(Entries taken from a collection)
# # # # #
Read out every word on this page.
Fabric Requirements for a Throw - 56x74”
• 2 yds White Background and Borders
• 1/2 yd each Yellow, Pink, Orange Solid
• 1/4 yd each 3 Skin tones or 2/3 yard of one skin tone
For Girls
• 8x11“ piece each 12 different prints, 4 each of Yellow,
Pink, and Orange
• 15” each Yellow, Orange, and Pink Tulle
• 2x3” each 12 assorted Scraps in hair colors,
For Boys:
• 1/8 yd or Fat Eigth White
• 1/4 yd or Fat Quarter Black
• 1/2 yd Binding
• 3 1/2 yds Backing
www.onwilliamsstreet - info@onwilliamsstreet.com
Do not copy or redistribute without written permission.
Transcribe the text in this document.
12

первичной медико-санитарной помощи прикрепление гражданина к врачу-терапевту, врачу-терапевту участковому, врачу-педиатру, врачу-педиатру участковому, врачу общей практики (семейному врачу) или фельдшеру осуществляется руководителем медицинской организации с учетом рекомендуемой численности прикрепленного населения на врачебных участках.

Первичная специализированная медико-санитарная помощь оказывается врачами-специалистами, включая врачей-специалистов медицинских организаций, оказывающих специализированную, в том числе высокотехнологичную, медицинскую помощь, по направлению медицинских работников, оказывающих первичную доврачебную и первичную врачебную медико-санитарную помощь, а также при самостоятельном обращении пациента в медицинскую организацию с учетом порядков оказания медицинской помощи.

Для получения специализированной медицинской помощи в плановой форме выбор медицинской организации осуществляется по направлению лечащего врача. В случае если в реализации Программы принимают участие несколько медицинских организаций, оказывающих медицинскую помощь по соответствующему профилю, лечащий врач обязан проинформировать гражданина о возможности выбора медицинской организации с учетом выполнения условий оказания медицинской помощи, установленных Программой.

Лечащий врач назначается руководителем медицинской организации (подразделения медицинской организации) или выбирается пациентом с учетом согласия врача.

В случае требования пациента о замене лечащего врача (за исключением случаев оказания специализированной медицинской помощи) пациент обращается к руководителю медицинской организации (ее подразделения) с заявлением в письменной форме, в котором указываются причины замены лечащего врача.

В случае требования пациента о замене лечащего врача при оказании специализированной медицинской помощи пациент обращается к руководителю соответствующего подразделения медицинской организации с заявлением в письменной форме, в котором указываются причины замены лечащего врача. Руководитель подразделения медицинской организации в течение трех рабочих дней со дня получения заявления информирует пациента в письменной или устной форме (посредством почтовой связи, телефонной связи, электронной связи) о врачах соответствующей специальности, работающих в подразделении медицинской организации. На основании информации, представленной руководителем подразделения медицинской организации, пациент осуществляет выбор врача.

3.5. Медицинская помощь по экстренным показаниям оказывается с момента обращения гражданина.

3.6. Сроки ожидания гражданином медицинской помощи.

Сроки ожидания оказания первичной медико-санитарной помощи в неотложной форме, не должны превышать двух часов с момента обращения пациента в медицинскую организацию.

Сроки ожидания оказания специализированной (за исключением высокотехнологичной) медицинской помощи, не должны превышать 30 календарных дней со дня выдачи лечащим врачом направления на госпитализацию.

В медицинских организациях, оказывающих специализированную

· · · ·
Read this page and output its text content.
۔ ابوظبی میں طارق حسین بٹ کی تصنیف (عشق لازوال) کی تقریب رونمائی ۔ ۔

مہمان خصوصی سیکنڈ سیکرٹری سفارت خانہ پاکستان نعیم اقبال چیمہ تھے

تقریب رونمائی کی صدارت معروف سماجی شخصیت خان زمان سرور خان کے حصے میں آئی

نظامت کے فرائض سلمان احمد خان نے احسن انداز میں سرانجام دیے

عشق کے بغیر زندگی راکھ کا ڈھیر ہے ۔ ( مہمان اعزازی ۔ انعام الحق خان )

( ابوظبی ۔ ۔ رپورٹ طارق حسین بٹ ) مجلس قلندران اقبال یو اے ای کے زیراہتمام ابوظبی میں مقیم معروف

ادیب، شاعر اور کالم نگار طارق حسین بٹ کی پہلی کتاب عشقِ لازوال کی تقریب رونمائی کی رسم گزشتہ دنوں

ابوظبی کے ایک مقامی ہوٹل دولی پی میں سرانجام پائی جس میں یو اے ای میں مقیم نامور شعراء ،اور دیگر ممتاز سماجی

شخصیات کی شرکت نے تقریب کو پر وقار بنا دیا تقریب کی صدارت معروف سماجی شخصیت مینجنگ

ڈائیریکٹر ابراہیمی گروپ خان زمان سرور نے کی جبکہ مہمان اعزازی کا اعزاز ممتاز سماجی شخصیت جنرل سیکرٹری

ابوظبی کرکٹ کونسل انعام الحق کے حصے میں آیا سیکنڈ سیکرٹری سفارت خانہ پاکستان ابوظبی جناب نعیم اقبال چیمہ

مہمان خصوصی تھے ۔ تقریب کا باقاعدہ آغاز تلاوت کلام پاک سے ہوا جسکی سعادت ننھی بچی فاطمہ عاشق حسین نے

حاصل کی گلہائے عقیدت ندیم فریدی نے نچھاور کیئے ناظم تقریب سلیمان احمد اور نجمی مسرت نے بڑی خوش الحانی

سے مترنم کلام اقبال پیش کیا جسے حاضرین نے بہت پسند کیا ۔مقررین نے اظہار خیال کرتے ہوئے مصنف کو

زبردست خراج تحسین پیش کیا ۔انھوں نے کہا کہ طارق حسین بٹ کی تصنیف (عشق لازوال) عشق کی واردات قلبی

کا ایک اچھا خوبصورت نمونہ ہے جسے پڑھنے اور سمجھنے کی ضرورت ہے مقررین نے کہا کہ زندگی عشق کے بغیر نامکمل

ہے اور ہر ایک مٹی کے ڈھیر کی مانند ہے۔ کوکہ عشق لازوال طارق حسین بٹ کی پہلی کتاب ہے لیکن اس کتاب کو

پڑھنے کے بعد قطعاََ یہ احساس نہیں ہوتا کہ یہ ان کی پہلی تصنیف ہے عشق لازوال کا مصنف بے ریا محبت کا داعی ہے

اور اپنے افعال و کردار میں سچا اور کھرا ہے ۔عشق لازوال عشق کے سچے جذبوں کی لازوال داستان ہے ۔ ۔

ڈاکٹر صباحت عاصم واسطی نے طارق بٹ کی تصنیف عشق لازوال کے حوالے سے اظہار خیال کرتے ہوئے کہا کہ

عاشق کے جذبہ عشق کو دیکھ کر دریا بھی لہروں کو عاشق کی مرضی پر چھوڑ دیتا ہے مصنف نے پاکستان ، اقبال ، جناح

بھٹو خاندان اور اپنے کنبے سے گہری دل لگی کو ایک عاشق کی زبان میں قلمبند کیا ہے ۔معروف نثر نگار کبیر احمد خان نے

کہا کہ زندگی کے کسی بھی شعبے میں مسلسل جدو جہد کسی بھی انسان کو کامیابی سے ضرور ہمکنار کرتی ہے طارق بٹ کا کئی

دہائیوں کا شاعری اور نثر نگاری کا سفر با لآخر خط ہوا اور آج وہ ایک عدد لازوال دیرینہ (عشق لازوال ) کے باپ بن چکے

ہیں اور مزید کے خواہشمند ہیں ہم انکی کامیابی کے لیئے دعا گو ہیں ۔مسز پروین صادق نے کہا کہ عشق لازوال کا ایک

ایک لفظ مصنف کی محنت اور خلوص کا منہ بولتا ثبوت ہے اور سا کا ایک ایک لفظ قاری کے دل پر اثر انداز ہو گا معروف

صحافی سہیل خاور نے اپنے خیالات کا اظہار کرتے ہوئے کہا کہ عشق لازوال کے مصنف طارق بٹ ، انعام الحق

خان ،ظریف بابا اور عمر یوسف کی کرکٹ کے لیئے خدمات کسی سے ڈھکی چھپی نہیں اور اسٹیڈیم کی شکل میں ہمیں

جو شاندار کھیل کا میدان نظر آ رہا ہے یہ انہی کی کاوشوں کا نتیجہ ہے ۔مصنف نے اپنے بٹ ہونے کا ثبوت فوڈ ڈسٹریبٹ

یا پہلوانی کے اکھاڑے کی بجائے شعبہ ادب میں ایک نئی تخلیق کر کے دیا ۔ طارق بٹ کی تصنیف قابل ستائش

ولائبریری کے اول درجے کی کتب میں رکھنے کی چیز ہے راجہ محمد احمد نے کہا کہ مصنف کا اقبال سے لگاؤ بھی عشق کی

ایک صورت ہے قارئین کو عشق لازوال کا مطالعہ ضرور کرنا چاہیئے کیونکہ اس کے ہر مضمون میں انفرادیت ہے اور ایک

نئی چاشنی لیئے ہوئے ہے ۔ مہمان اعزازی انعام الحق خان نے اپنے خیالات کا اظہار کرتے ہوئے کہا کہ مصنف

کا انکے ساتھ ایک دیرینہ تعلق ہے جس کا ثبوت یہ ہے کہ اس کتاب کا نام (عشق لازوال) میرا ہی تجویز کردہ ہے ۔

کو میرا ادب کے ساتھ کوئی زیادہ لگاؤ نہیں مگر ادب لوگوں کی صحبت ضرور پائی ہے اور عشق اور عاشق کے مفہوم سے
# # # # #
SHORT EXERCISE -
From the listing above, pick out every line containing "کامیابی".

RESPONSE -
کہا کہ زندگی کے کسی بھی شعبے میں مسلسل جدو جہد کسی بھی انسان کو کامیابی سے ضرور ہمکنار کرتی ہے طارق بٹ کا کئی
ہیں اور مزید کے خواہشمند ہیں ہم انکی کامیابی کے لیئے دعا گو ہیں ۔مسز پروین صادق نے کہا کہ عشق لازوال کا ایک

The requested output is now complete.